* begin Passage to read *

# Have you ever had a moment in your life when you realized that everything you were exactly where you needed and wanted to be??



## Lakeland living (Oct 8, 2019)

I had just had the shell of my house up. No windows doors etc. I came up late one Friday , pouring rain put a tarp up for a lean to. Bult a decent little fire and put the kettle on. All this time in pouring rain. I remember I had forgotten the sugar but it tasted great. I was home, soaked to the skin, not really  cold with one huge grin. Still smile thinking on it over 30 years ago now.


----------



## Camper6 (Oct 9, 2019)

A rare memory.  Now I am always waiting for the next shoe to fall.


----------



## hollydolly (Oct 9, 2019)

I wish  !!


----------



## Liberty (Oct 9, 2019)

Love those "frozen in time" moments of memory.  Remember so much about us building this big joint.  It was a joint project and looking back, so very very glad we did it.  Its like our energy or vibrations are within all these walls, and the beauty of the nature setting its in...history speaks to us and others that come here.  Have been told that often.


----------



## Gary O' (Oct 9, 2019)

'....you were exactly where you needed and wanted to be'

Yeah, actually most the time

I've had several moments, here and there, I felt I wanted/needed to be somewhere else...and in a hurry

Does that count?


----------



## treeguy64 (Oct 9, 2019)

Huh? Why don't folks proofread?  What does that title mean?


----------



## Gary O' (Oct 9, 2019)

treeguy64 said:


> Huh? Why don't folks proofread? What does that title mean?


Just remove 'everything'

.....wait

I need to rephrase;

Remove *the word *'everything'

It'll read better


----------



## treeguy64 (Oct 9, 2019)

OK. I have had times in my life, amazing moments, where I felt at total peace, and I knew I was in a flow that was carrying me along exactly as I wanted to be carried along. I felt a state of grace descending on me. These moments always come out of nowhere, and they are savored. I think the last one occurred within the last year. I've had, maybe, ten to twenty such experiences, in my life.


----------



## Lakeland living (Oct 9, 2019)

My mind was on something that feels as good now as it did 30 years ago. Not a care for phraseology, or spare words and you are correct Gary O. No clue where everything came from. Maybe a message from my subconscious??


----------



## Gary O' (Oct 9, 2019)

* end Passage to read *
* begin Raw records *

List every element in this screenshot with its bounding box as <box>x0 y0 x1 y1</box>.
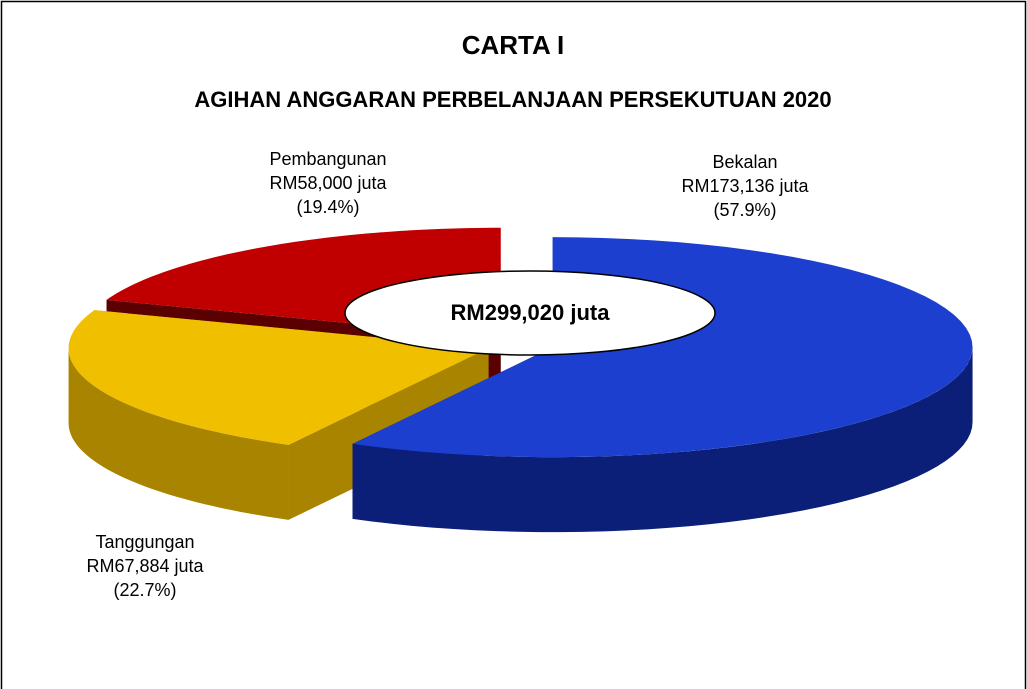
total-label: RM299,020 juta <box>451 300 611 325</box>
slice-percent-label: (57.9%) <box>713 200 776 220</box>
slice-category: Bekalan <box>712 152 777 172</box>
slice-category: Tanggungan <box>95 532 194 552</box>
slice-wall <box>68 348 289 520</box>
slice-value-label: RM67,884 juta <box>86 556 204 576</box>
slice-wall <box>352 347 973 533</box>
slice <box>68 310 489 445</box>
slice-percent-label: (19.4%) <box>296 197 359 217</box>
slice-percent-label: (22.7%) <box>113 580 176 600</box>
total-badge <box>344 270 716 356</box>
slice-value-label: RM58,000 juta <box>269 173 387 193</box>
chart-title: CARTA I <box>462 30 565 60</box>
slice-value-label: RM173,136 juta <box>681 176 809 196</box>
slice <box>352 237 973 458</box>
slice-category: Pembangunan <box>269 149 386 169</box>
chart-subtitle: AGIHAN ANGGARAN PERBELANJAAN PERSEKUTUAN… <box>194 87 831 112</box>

* end Raw records *
* begin Raw records *

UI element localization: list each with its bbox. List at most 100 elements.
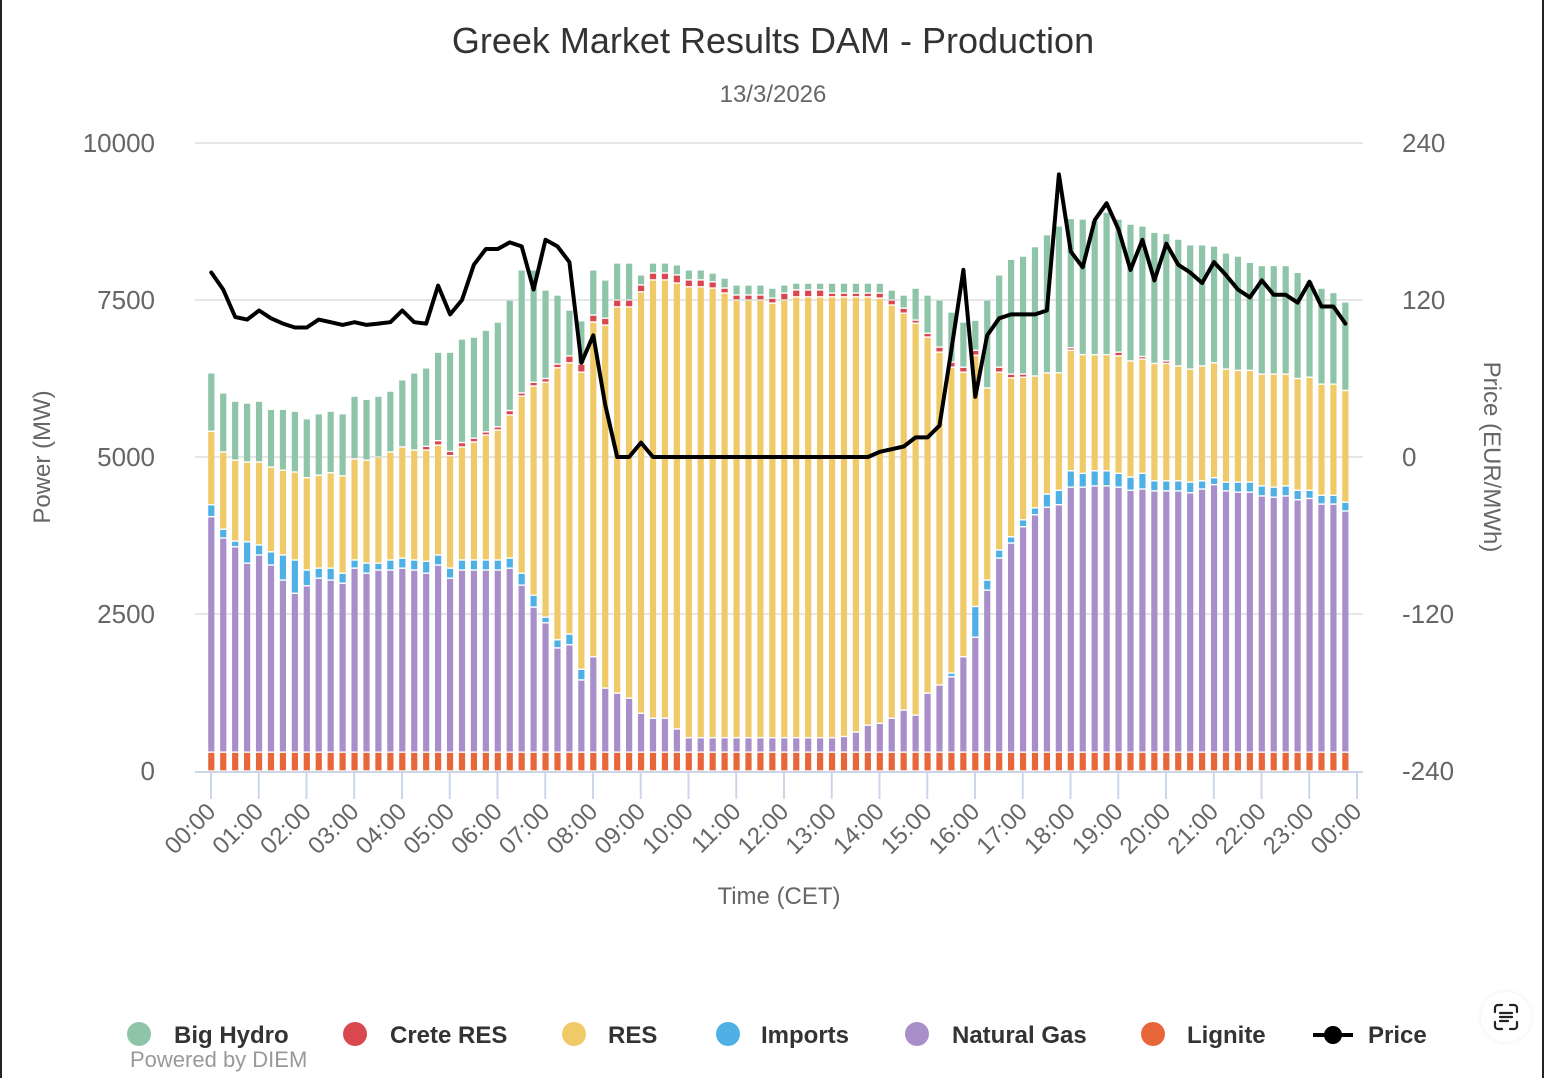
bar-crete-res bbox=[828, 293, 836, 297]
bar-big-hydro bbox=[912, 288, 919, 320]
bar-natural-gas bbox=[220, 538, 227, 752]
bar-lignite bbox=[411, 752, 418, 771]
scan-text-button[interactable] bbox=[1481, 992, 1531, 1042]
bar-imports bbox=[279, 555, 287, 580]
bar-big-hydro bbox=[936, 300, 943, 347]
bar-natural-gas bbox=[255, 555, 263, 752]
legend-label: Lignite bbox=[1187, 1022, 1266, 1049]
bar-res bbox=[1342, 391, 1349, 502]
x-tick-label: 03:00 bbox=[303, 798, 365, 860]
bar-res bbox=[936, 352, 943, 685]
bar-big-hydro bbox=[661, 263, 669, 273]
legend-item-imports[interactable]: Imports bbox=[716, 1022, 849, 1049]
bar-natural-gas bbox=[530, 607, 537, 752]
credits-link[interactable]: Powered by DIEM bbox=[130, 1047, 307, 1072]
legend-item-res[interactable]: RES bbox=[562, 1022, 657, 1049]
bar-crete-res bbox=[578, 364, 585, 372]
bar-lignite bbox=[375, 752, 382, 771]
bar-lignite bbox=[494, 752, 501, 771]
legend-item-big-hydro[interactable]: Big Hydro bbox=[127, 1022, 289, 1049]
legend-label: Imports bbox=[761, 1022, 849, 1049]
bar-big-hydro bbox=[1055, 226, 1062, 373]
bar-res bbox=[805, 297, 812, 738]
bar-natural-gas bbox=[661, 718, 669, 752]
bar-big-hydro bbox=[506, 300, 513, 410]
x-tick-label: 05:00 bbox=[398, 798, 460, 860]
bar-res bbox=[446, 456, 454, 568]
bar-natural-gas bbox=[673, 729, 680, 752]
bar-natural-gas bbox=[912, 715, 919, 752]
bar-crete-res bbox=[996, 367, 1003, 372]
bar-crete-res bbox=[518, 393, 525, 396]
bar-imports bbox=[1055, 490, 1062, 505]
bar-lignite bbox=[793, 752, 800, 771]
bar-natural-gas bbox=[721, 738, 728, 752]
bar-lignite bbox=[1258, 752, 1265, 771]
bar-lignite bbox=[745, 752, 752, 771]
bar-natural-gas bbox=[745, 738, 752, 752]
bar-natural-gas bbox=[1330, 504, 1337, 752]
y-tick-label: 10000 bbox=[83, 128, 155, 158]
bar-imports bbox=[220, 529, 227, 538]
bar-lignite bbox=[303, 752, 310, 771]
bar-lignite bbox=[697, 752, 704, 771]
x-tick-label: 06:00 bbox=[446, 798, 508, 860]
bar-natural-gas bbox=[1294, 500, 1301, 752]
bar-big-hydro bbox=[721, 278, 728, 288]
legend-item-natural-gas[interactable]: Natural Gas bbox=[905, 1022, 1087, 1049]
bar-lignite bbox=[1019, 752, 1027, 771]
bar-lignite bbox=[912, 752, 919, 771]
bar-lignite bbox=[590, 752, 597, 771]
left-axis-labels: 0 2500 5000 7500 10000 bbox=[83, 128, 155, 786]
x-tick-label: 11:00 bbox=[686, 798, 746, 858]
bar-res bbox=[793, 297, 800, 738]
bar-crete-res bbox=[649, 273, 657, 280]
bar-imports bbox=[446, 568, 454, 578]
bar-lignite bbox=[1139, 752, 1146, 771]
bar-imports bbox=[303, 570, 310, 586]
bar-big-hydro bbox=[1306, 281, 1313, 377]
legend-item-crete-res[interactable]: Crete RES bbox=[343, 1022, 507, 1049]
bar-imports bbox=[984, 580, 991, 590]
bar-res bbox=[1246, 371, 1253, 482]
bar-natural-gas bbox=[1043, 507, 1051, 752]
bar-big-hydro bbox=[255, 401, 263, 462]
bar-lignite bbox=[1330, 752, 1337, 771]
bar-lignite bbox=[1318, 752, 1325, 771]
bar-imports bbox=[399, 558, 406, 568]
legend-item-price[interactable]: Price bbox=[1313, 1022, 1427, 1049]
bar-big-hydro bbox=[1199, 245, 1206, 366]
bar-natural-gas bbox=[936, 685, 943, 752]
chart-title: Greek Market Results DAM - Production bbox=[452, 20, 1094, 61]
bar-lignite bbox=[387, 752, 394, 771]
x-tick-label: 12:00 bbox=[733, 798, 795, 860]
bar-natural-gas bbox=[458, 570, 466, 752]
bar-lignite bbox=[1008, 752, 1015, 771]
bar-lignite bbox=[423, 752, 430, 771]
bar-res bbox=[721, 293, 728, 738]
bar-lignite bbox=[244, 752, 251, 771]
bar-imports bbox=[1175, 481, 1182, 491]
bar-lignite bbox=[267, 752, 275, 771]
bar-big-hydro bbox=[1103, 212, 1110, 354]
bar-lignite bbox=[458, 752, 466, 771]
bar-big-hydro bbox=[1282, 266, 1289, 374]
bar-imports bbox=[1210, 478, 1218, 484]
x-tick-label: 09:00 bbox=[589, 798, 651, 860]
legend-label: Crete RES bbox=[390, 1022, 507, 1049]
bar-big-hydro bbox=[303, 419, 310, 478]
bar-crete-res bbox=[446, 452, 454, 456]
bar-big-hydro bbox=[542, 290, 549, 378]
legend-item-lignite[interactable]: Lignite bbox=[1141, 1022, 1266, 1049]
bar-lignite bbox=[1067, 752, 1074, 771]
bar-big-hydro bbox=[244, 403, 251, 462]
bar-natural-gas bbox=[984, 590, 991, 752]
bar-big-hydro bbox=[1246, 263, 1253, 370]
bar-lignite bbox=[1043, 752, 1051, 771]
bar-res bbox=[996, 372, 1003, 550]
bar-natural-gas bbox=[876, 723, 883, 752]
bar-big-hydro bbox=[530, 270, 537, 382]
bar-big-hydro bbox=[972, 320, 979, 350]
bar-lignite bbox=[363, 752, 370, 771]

* end Raw records *

Given instruction: Could you reproduce the forum thread word for word from "I had just had" to "Camper6 (Oct 9, 2019)"?

Solution to this exercise:
I had just had the shell of my house up. No windows doors etc. I came up late one Friday , pouring rain put a tarp up for a lean to. Bult a decent little fire and put the kettle on. All this time in pouring rain. I remember I had forgotten the sugar but it tasted great. I was home, soaked to the skin, not really  cold with one huge grin. Still smile thinking on it over 30 years ago now.


----------



## Camper6 (Oct 9, 2019)